▶ _Figure data in JSON_
------------------------------------------------

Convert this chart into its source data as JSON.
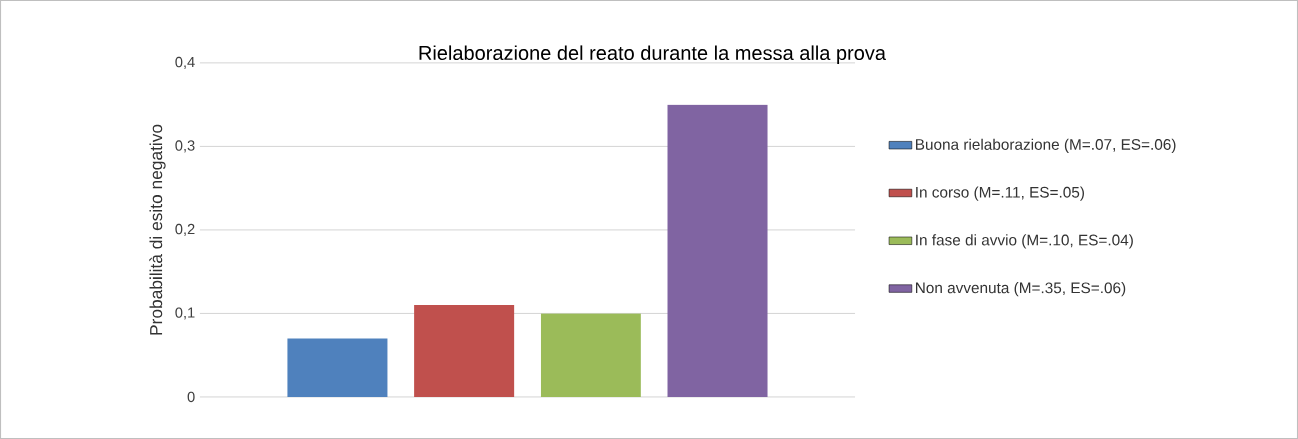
{
  "chart_data": {
    "type": "bar",
    "title": "Rielaborazione del reato durante la messa alla prova",
    "ylabel": "Probabilità di esito negativo",
    "categories": [
      null
    ],
    "series": [
      {
        "name": "Buona rielaborazione (M=.07, ES=.06)",
        "color": "#4f81bd",
        "values": [
          0.07
        ]
      },
      {
        "name": "In corso (M=.11, ES=.05)",
        "color": "#c0504d",
        "values": [
          0.11
        ]
      },
      {
        "name": "In fase di avvio (M=.10, ES=.04)",
        "color": "#9bbb59",
        "values": [
          0.1
        ]
      },
      {
        "name": "Non avvenuta (M=.35, ES=.06)",
        "color": "#8064a2",
        "values": [
          0.35
        ]
      }
    ],
    "ylim": [
      0,
      0.4
    ],
    "yticks": [
      {
        "value": 0,
        "label": "0"
      },
      {
        "value": 0.1,
        "label": "0,1"
      },
      {
        "value": 0.2,
        "label": "0,2"
      },
      {
        "value": 0.3,
        "label": "0,3"
      },
      {
        "value": 0.4,
        "label": "0,4"
      }
    ],
    "grid": "y",
    "legend": "right"
  }
}
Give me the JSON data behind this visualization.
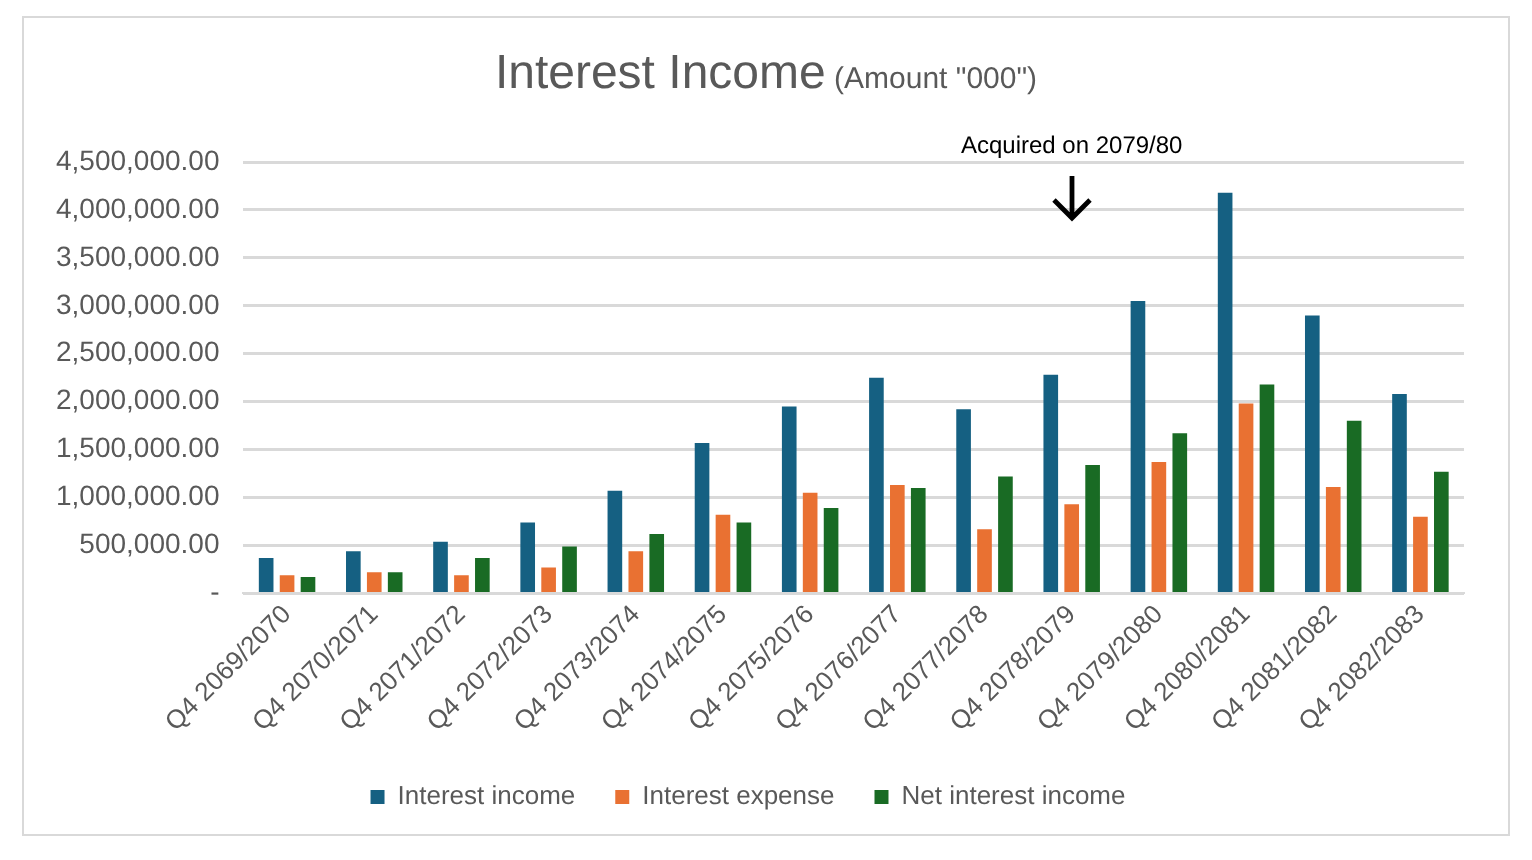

------------------------------------------------

▶ _TASK OBJECTIVE_
Find the lines above that contain the word "name" and collect them.

▶ _OUTPUT OF THE TASK_
        "name": "Buona rielaborazione (M=.07, ES=.06)",
        "name": "In corso (M=.11, ES=.05)",
        "name": "In fase di avvio (M=.10, ES=.04)",
        "name": "Non avvenuta (M=.35, ES=.06)",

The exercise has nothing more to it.